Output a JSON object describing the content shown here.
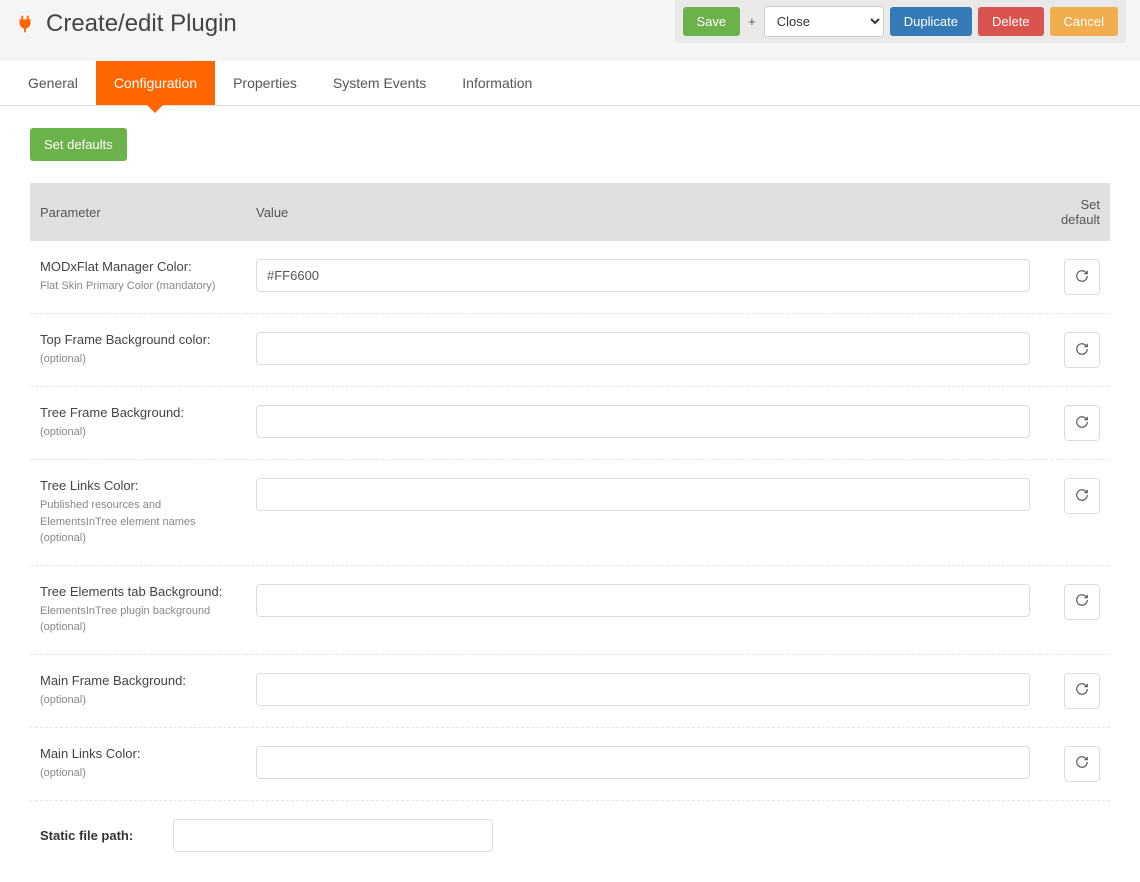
{
  "header": {
    "title": "Create/edit Plugin",
    "save_label": "Save",
    "plus": "+",
    "close_option": "Close",
    "duplicate_label": "Duplicate",
    "delete_label": "Delete",
    "cancel_label": "Cancel"
  },
  "tabs": {
    "general": "General",
    "configuration": "Configuration",
    "properties": "Properties",
    "system_events": "System Events",
    "information": "Information",
    "active": "configuration"
  },
  "set_defaults_label": "Set defaults",
  "table_headers": {
    "parameter": "Parameter",
    "value": "Value",
    "set_default": "Set default"
  },
  "rows": [
    {
      "label": "MODxFlat Manager Color:",
      "help": "Flat Skin Primary Color (mandatory)",
      "value": "#FF6600"
    },
    {
      "label": "Top Frame Background color:",
      "help": "(optional)",
      "value": ""
    },
    {
      "label": "Tree Frame Background:",
      "help": "(optional)",
      "value": ""
    },
    {
      "label": "Tree Links Color:",
      "help": "Published resources and ElementsInTree element names (optional)",
      "value": ""
    },
    {
      "label": "Tree Elements tab Background:",
      "help": "ElementsInTree plugin background (optional)",
      "value": ""
    },
    {
      "label": "Main Frame Background:",
      "help": "(optional)",
      "value": ""
    },
    {
      "label": "Main Links Color:",
      "help": "(optional)",
      "value": ""
    }
  ],
  "static_file": {
    "label": "Static file path:",
    "value": ""
  },
  "colors": {
    "accent": "#FF6600",
    "green": "#6cb24a",
    "blue": "#337ab7",
    "red": "#d9534f",
    "yellow": "#f0ad4e"
  }
}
========================================
Count the lines in the records above that contain the word "ElementsInTree", and reply with only that number.

2